EXERCISE INSTRUCTIONS.
The entries are to be returned exactly, with images left out.

# start of PROVIDED INFORMATION

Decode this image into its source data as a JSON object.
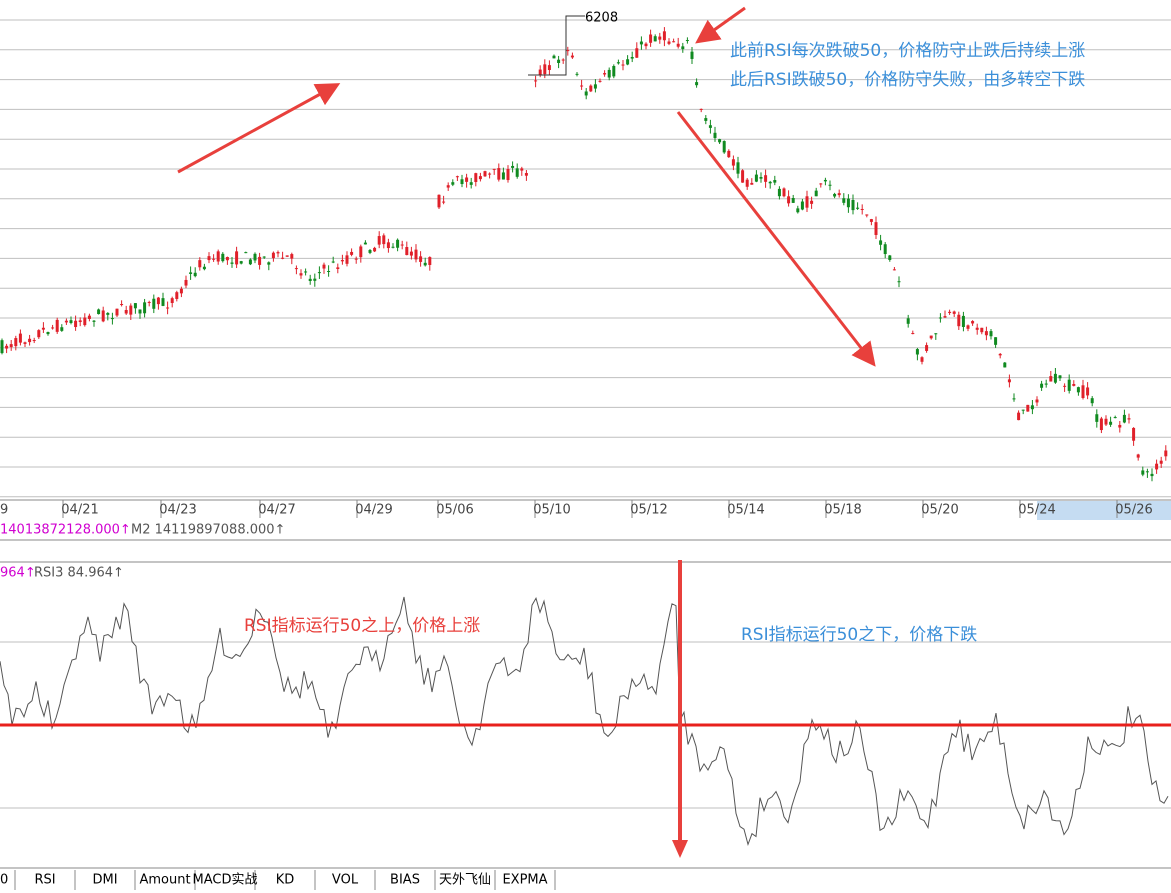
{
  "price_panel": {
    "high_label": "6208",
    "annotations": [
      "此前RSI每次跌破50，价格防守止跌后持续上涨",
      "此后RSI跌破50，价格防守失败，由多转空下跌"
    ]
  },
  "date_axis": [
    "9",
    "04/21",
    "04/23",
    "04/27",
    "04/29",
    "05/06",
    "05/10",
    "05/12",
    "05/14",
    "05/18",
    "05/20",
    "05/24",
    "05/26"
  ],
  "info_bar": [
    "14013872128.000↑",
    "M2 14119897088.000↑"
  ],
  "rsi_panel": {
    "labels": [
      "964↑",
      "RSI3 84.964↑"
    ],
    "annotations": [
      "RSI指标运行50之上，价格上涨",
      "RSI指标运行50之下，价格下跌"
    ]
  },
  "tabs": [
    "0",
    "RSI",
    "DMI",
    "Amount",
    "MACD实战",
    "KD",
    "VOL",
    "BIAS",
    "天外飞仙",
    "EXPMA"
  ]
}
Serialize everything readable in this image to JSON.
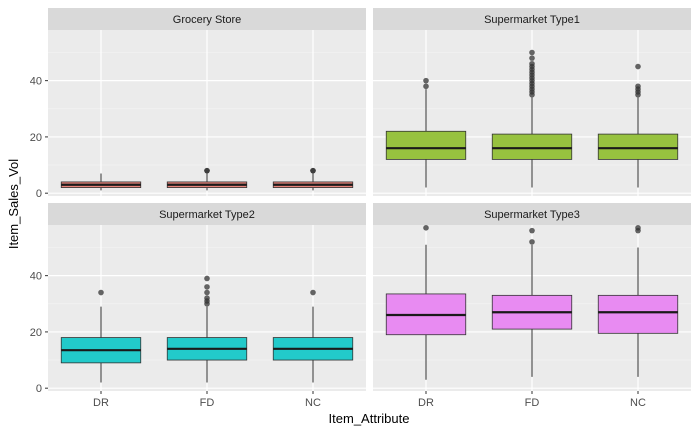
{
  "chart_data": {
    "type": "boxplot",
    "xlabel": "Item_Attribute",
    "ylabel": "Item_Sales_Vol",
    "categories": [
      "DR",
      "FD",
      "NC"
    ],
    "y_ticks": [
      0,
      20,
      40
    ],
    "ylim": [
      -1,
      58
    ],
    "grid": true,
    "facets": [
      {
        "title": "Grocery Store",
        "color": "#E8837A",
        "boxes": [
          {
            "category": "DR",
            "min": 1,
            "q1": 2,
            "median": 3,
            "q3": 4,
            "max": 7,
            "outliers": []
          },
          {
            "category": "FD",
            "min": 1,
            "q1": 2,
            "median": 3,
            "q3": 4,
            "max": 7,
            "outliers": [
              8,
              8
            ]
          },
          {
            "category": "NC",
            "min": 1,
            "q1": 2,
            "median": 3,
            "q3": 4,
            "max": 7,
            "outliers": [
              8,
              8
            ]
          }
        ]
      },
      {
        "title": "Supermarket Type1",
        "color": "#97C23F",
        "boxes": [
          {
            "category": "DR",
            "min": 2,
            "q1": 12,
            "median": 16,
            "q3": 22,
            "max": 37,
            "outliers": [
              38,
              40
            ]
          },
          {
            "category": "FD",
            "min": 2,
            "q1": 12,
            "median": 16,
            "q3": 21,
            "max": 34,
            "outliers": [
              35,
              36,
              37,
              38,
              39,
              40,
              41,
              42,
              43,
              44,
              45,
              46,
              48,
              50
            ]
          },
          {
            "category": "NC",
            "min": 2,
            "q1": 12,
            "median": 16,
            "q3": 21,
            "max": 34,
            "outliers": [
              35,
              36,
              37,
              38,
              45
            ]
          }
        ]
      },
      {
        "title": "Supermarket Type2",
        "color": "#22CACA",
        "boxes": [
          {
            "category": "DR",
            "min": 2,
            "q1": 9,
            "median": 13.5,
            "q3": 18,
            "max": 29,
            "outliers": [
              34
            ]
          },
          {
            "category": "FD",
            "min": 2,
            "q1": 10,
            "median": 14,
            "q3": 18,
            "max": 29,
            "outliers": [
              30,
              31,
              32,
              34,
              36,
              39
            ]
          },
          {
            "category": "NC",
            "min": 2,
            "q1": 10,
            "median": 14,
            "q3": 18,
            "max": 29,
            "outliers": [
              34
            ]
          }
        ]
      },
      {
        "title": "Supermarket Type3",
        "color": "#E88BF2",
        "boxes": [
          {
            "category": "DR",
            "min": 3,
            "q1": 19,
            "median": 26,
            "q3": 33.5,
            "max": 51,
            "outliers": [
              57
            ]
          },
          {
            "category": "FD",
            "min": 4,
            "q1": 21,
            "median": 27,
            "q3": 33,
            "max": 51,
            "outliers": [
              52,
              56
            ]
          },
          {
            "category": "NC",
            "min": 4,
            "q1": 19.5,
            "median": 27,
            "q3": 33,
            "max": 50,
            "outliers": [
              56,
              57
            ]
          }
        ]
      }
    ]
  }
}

# end of PROVIDED INFORMATION

SOLUTION TO THE EXERCISE.
Decode this image into its source data as a JSON object.
{
  "price_panel": {
    "high_label": "6208",
    "annotations": [
      "此前RSI每次跌破50，价格防守止跌后持续上涨",
      "此后RSI跌破50，价格防守失败，由多转空下跌"
    ]
  },
  "date_axis": [
    "9",
    "04/21",
    "04/23",
    "04/27",
    "04/29",
    "05/06",
    "05/10",
    "05/12",
    "05/14",
    "05/18",
    "05/20",
    "05/24",
    "05/26"
  ],
  "info_bar": [
    "14013872128.000↑",
    "M2 14119897088.000↑"
  ],
  "rsi_panel": {
    "labels": [
      "964↑",
      "RSI3 84.964↑"
    ],
    "annotations": [
      "RSI指标运行50之上，价格上涨",
      "RSI指标运行50之下，价格下跌"
    ]
  },
  "tabs": [
    "0",
    "RSI",
    "DMI",
    "Amount",
    "MACD实战",
    "KD",
    "VOL",
    "BIAS",
    "天外飞仙",
    "EXPMA"
  ]
}
Serialize everything readable in this image to JSON.
{
  "chart_data": {
    "type": "boxplot",
    "xlabel": "Item_Attribute",
    "ylabel": "Item_Sales_Vol",
    "categories": [
      "DR",
      "FD",
      "NC"
    ],
    "y_ticks": [
      0,
      20,
      40
    ],
    "ylim": [
      -1,
      58
    ],
    "grid": true,
    "facets": [
      {
        "title": "Grocery Store",
        "color": "#E8837A",
        "boxes": [
          {
            "category": "DR",
            "min": 1,
            "q1": 2,
            "median": 3,
            "q3": 4,
            "max": 7,
            "outliers": []
          },
          {
            "category": "FD",
            "min": 1,
            "q1": 2,
            "median": 3,
            "q3": 4,
            "max": 7,
            "outliers": [
              8,
              8
            ]
          },
          {
            "category": "NC",
            "min": 1,
            "q1": 2,
            "median": 3,
            "q3": 4,
            "max": 7,
            "outliers": [
              8,
              8
            ]
          }
        ]
      },
      {
        "title": "Supermarket Type1",
        "color": "#97C23F",
        "boxes": [
          {
            "category": "DR",
            "min": 2,
            "q1": 12,
            "median": 16,
            "q3": 22,
            "max": 37,
            "outliers": [
              38,
              40
            ]
          },
          {
            "category": "FD",
            "min": 2,
            "q1": 12,
            "median": 16,
            "q3": 21,
            "max": 34,
            "outliers": [
              35,
              36,
              37,
              38,
              39,
              40,
              41,
              42,
              43,
              44,
              45,
              46,
              48,
              50
            ]
          },
          {
            "category": "NC",
            "min": 2,
            "q1": 12,
            "median": 16,
            "q3": 21,
            "max": 34,
            "outliers": [
              35,
              36,
              37,
              38,
              45
            ]
          }
        ]
      },
      {
        "title": "Supermarket Type2",
        "color": "#22CACA",
        "boxes": [
          {
            "category": "DR",
            "min": 2,
            "q1": 9,
            "median": 13.5,
            "q3": 18,
            "max": 29,
            "outliers": [
              34
            ]
          },
          {
            "category": "FD",
            "min": 2,
            "q1": 10,
            "median": 14,
            "q3": 18,
            "max": 29,
            "outliers": [
              30,
              31,
              32,
              34,
              36,
              39
            ]
          },
          {
            "category": "NC",
            "min": 2,
            "q1": 10,
            "median": 14,
            "q3": 18,
            "max": 29,
            "outliers": [
              34
            ]
          }
        ]
      },
      {
        "title": "Supermarket Type3",
        "color": "#E88BF2",
        "boxes": [
          {
            "category": "DR",
            "min": 3,
            "q1": 19,
            "median": 26,
            "q3": 33.5,
            "max": 51,
            "outliers": [
              57
            ]
          },
          {
            "category": "FD",
            "min": 4,
            "q1": 21,
            "median": 27,
            "q3": 33,
            "max": 51,
            "outliers": [
              52,
              56
            ]
          },
          {
            "category": "NC",
            "min": 4,
            "q1": 19.5,
            "median": 27,
            "q3": 33,
            "max": 50,
            "outliers": [
              56,
              57
            ]
          }
        ]
      }
    ]
  }
}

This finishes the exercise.